RECORD LIST

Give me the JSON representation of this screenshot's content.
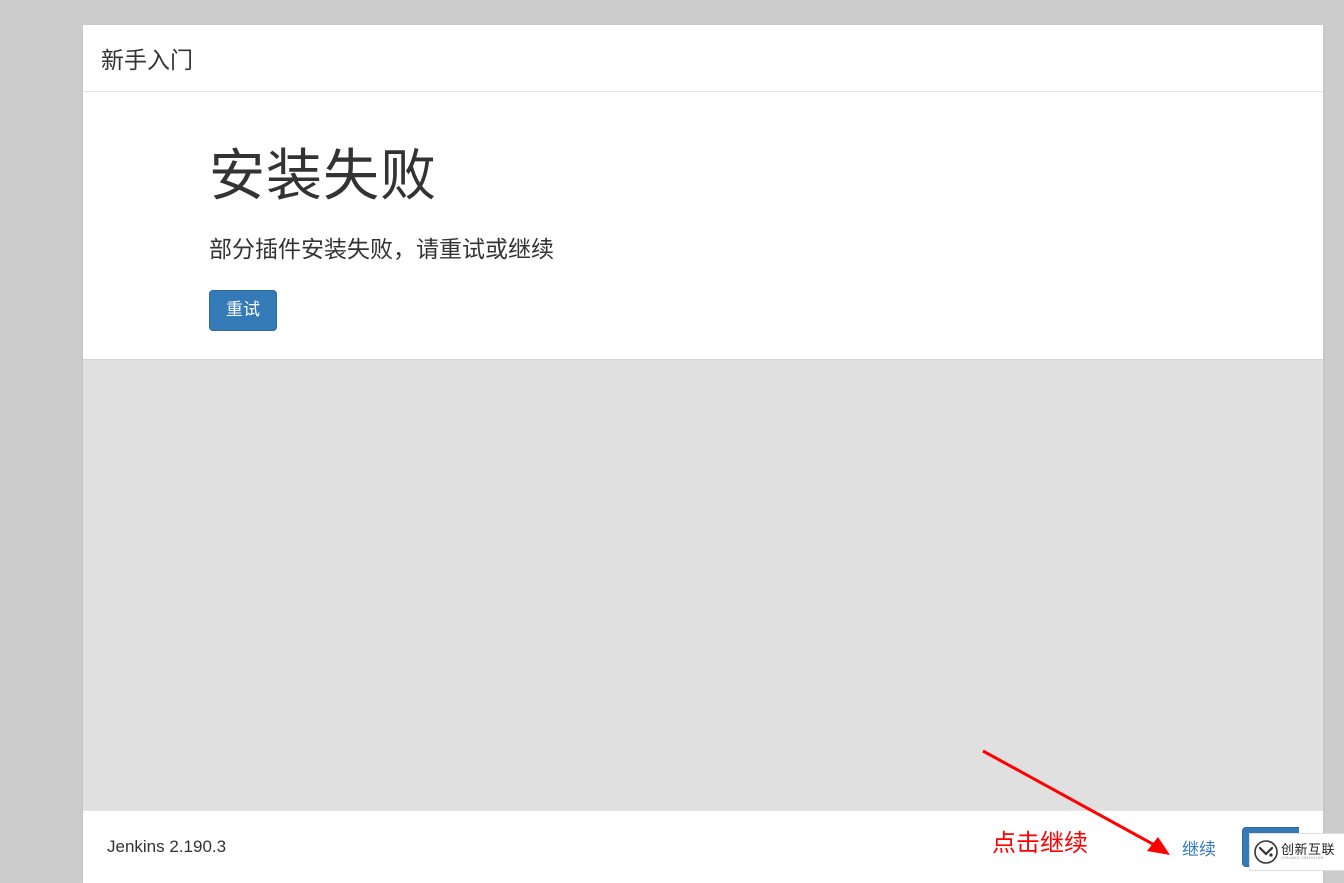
{
  "dialog": {
    "title": "新手入门",
    "heading": "安装失败",
    "subtitle": "部分插件安装失败，请重试或继续",
    "retry_label": "重试"
  },
  "footer": {
    "version": "Jenkins 2.190.3",
    "continue_label": "继续"
  },
  "annotation": {
    "text": "点击继续"
  },
  "watermark": {
    "main": "创新互联",
    "sub": "CHUANG XINTALIAN"
  }
}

DESCRIPTION OF THE TASK
Omitting all images, retype each line of the records precisely.

EXERCISE ANSWER
Give me the JSON representation of this screenshot's content.
{
  "dialog": {
    "title": "新手入门",
    "heading": "安装失败",
    "subtitle": "部分插件安装失败，请重试或继续",
    "retry_label": "重试"
  },
  "footer": {
    "version": "Jenkins 2.190.3",
    "continue_label": "继续"
  },
  "annotation": {
    "text": "点击继续"
  },
  "watermark": {
    "main": "创新互联",
    "sub": "CHUANG XINTALIAN"
  }
}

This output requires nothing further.